Pictures aside, quote the whole listing exactly.

PROVIDED ENTRIES:

------------------------

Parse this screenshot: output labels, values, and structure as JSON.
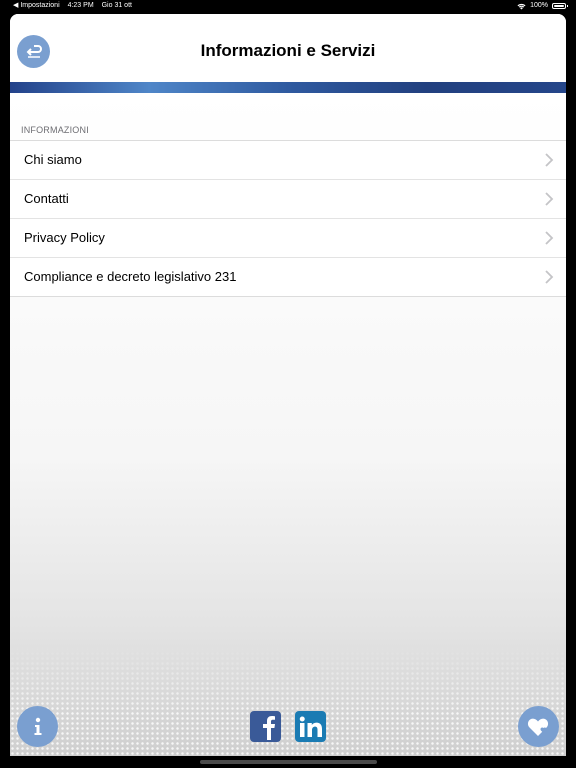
{
  "status_bar": {
    "back_app": "◀ Impostazioni",
    "time": "4:23 PM",
    "date": "Gio 31 ott",
    "battery": "100%"
  },
  "nav": {
    "title": "Informazioni e Servizi"
  },
  "section": {
    "header": "INFORMAZIONI"
  },
  "menu": {
    "items": [
      {
        "label": "Chi siamo"
      },
      {
        "label": "Contatti"
      },
      {
        "label": "Privacy Policy"
      },
      {
        "label": "Compliance e decreto legislativo 231"
      }
    ]
  },
  "colors": {
    "accent": "#7a9fd0",
    "band_dark": "#23428a",
    "facebook": "#3a5a98",
    "linkedin": "#1a7bb3"
  },
  "icons": [
    "back-icon",
    "chevron-right-icon",
    "info-icon",
    "facebook-icon",
    "linkedin-icon",
    "heart-icon"
  ]
}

------------------------

FINAL RESULT:
Parse this screenshot: output labels, values, and structure as JSON.
{
  "status_bar": {
    "back_app": "◀ Impostazioni",
    "time": "4:23 PM",
    "date": "Gio 31 ott",
    "battery": "100%"
  },
  "nav": {
    "title": "Informazioni e Servizi"
  },
  "section": {
    "header": "INFORMAZIONI"
  },
  "menu": {
    "items": [
      {
        "label": "Chi siamo"
      },
      {
        "label": "Contatti"
      },
      {
        "label": "Privacy Policy"
      },
      {
        "label": "Compliance e decreto legislativo 231"
      }
    ]
  },
  "colors": {
    "accent": "#7a9fd0",
    "band_dark": "#23428a",
    "facebook": "#3a5a98",
    "linkedin": "#1a7bb3"
  },
  "icons": [
    "back-icon",
    "chevron-right-icon",
    "info-icon",
    "facebook-icon",
    "linkedin-icon",
    "heart-icon"
  ]
}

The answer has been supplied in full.